**The exercise**:
Exactly as they appear, output all of the entries.

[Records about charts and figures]
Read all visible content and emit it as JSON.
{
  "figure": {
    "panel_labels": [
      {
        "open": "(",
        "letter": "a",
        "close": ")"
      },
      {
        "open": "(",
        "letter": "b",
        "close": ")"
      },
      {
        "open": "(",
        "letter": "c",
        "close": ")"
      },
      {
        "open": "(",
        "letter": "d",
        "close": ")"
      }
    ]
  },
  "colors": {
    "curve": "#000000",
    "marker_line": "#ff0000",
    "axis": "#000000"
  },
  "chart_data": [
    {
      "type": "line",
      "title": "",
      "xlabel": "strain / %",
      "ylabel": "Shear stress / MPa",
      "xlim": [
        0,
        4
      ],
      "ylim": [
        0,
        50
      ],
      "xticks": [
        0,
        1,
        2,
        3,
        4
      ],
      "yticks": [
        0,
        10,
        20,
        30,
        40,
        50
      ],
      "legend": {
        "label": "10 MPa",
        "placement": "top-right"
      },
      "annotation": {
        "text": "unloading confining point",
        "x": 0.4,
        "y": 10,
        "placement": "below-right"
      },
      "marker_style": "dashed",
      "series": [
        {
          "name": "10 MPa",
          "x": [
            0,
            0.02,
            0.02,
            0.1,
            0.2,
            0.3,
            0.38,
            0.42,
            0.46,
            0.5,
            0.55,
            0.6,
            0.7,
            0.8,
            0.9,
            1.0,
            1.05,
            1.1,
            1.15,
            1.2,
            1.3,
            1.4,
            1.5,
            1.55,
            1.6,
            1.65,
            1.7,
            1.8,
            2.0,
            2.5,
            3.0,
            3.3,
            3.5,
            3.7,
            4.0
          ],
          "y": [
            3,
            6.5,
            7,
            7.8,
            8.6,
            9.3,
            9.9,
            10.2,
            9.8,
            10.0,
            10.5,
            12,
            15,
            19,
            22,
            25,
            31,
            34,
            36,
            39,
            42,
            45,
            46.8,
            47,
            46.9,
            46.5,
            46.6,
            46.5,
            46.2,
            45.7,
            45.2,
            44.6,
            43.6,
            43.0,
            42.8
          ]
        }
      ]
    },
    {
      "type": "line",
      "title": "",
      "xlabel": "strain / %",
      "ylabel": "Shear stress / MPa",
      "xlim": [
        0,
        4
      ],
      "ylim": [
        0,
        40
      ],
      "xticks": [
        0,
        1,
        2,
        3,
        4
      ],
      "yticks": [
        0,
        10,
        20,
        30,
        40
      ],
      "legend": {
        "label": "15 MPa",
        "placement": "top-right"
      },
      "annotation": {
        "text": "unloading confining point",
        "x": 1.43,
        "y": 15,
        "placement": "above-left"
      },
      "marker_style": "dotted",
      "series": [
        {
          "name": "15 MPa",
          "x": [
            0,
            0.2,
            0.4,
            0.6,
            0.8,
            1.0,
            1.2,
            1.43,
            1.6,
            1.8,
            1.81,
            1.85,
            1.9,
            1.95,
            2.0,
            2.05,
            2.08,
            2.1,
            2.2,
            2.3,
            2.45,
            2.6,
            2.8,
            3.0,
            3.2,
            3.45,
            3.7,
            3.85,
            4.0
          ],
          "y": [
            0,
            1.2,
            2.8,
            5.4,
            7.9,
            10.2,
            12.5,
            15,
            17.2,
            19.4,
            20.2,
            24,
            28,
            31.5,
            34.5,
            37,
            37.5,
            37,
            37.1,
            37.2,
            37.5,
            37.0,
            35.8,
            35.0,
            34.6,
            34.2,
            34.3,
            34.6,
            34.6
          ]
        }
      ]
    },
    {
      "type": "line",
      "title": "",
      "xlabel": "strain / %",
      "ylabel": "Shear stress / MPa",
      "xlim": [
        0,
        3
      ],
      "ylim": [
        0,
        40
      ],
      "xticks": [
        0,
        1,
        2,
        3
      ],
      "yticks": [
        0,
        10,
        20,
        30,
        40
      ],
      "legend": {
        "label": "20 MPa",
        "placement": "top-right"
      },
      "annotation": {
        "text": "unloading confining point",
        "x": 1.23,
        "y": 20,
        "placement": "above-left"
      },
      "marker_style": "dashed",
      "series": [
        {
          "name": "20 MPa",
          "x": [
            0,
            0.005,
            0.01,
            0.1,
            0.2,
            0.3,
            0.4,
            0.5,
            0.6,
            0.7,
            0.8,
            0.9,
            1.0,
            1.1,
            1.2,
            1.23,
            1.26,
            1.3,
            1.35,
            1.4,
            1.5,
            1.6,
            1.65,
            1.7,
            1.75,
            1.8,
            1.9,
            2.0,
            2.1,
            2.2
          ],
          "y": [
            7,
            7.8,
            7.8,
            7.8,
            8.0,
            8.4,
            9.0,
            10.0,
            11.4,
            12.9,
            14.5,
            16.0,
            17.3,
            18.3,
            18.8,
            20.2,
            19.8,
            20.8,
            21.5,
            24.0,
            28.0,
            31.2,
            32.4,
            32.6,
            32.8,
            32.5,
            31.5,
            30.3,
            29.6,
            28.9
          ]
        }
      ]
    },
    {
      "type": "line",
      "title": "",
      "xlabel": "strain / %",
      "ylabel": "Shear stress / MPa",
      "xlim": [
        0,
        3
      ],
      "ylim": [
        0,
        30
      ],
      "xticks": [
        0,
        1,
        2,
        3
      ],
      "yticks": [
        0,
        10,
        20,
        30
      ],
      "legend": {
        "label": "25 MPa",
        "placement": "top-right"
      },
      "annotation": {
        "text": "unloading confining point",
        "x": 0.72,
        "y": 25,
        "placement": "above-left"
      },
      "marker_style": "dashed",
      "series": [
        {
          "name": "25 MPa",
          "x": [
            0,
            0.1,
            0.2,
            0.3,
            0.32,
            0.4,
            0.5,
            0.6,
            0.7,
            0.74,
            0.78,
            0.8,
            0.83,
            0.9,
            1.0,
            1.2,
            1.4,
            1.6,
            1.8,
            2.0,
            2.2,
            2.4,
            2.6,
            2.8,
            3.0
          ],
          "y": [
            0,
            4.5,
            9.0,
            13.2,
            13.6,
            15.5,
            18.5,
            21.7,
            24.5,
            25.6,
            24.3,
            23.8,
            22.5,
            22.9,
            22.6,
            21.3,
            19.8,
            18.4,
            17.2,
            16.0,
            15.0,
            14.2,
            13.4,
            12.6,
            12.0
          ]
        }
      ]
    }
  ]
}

**Solution to the exercise**:
Read all visible content and emit it as JSON.
{
  "figure": {
    "panel_labels": [
      {
        "open": "(",
        "letter": "a",
        "close": ")"
      },
      {
        "open": "(",
        "letter": "b",
        "close": ")"
      },
      {
        "open": "(",
        "letter": "c",
        "close": ")"
      },
      {
        "open": "(",
        "letter": "d",
        "close": ")"
      }
    ]
  },
  "colors": {
    "curve": "#000000",
    "marker_line": "#ff0000",
    "axis": "#000000"
  },
  "chart_data": [
    {
      "type": "line",
      "title": "",
      "xlabel": "strain / %",
      "ylabel": "Shear stress / MPa",
      "xlim": [
        0,
        4
      ],
      "ylim": [
        0,
        50
      ],
      "xticks": [
        0,
        1,
        2,
        3,
        4
      ],
      "yticks": [
        0,
        10,
        20,
        30,
        40,
        50
      ],
      "legend": {
        "label": "10 MPa",
        "placement": "top-right"
      },
      "annotation": {
        "text": "unloading confining point",
        "x": 0.4,
        "y": 10,
        "placement": "below-right"
      },
      "marker_style": "dashed",
      "series": [
        {
          "name": "10 MPa",
          "x": [
            0,
            0.02,
            0.02,
            0.1,
            0.2,
            0.3,
            0.38,
            0.42,
            0.46,
            0.5,
            0.55,
            0.6,
            0.7,
            0.8,
            0.9,
            1.0,
            1.05,
            1.1,
            1.15,
            1.2,
            1.3,
            1.4,
            1.5,
            1.55,
            1.6,
            1.65,
            1.7,
            1.8,
            2.0,
            2.5,
            3.0,
            3.3,
            3.5,
            3.7,
            4.0
          ],
          "y": [
            3,
            6.5,
            7,
            7.8,
            8.6,
            9.3,
            9.9,
            10.2,
            9.8,
            10.0,
            10.5,
            12,
            15,
            19,
            22,
            25,
            31,
            34,
            36,
            39,
            42,
            45,
            46.8,
            47,
            46.9,
            46.5,
            46.6,
            46.5,
            46.2,
            45.7,
            45.2,
            44.6,
            43.6,
            43.0,
            42.8
          ]
        }
      ]
    },
    {
      "type": "line",
      "title": "",
      "xlabel": "strain / %",
      "ylabel": "Shear stress / MPa",
      "xlim": [
        0,
        4
      ],
      "ylim": [
        0,
        40
      ],
      "xticks": [
        0,
        1,
        2,
        3,
        4
      ],
      "yticks": [
        0,
        10,
        20,
        30,
        40
      ],
      "legend": {
        "label": "15 MPa",
        "placement": "top-right"
      },
      "annotation": {
        "text": "unloading confining point",
        "x": 1.43,
        "y": 15,
        "placement": "above-left"
      },
      "marker_style": "dotted",
      "series": [
        {
          "name": "15 MPa",
          "x": [
            0,
            0.2,
            0.4,
            0.6,
            0.8,
            1.0,
            1.2,
            1.43,
            1.6,
            1.8,
            1.81,
            1.85,
            1.9,
            1.95,
            2.0,
            2.05,
            2.08,
            2.1,
            2.2,
            2.3,
            2.45,
            2.6,
            2.8,
            3.0,
            3.2,
            3.45,
            3.7,
            3.85,
            4.0
          ],
          "y": [
            0,
            1.2,
            2.8,
            5.4,
            7.9,
            10.2,
            12.5,
            15,
            17.2,
            19.4,
            20.2,
            24,
            28,
            31.5,
            34.5,
            37,
            37.5,
            37,
            37.1,
            37.2,
            37.5,
            37.0,
            35.8,
            35.0,
            34.6,
            34.2,
            34.3,
            34.6,
            34.6
          ]
        }
      ]
    },
    {
      "type": "line",
      "title": "",
      "xlabel": "strain / %",
      "ylabel": "Shear stress / MPa",
      "xlim": [
        0,
        3
      ],
      "ylim": [
        0,
        40
      ],
      "xticks": [
        0,
        1,
        2,
        3
      ],
      "yticks": [
        0,
        10,
        20,
        30,
        40
      ],
      "legend": {
        "label": "20 MPa",
        "placement": "top-right"
      },
      "annotation": {
        "text": "unloading confining point",
        "x": 1.23,
        "y": 20,
        "placement": "above-left"
      },
      "marker_style": "dashed",
      "series": [
        {
          "name": "20 MPa",
          "x": [
            0,
            0.005,
            0.01,
            0.1,
            0.2,
            0.3,
            0.4,
            0.5,
            0.6,
            0.7,
            0.8,
            0.9,
            1.0,
            1.1,
            1.2,
            1.23,
            1.26,
            1.3,
            1.35,
            1.4,
            1.5,
            1.6,
            1.65,
            1.7,
            1.75,
            1.8,
            1.9,
            2.0,
            2.1,
            2.2
          ],
          "y": [
            7,
            7.8,
            7.8,
            7.8,
            8.0,
            8.4,
            9.0,
            10.0,
            11.4,
            12.9,
            14.5,
            16.0,
            17.3,
            18.3,
            18.8,
            20.2,
            19.8,
            20.8,
            21.5,
            24.0,
            28.0,
            31.2,
            32.4,
            32.6,
            32.8,
            32.5,
            31.5,
            30.3,
            29.6,
            28.9
          ]
        }
      ]
    },
    {
      "type": "line",
      "title": "",
      "xlabel": "strain / %",
      "ylabel": "Shear stress / MPa",
      "xlim": [
        0,
        3
      ],
      "ylim": [
        0,
        30
      ],
      "xticks": [
        0,
        1,
        2,
        3
      ],
      "yticks": [
        0,
        10,
        20,
        30
      ],
      "legend": {
        "label": "25 MPa",
        "placement": "top-right"
      },
      "annotation": {
        "text": "unloading confining point",
        "x": 0.72,
        "y": 25,
        "placement": "above-left"
      },
      "marker_style": "dashed",
      "series": [
        {
          "name": "25 MPa",
          "x": [
            0,
            0.1,
            0.2,
            0.3,
            0.32,
            0.4,
            0.5,
            0.6,
            0.7,
            0.74,
            0.78,
            0.8,
            0.83,
            0.9,
            1.0,
            1.2,
            1.4,
            1.6,
            1.8,
            2.0,
            2.2,
            2.4,
            2.6,
            2.8,
            3.0
          ],
          "y": [
            0,
            4.5,
            9.0,
            13.2,
            13.6,
            15.5,
            18.5,
            21.7,
            24.5,
            25.6,
            24.3,
            23.8,
            22.5,
            22.9,
            22.6,
            21.3,
            19.8,
            18.4,
            17.2,
            16.0,
            15.0,
            14.2,
            13.4,
            12.6,
            12.0
          ]
        }
      ]
    }
  ]
}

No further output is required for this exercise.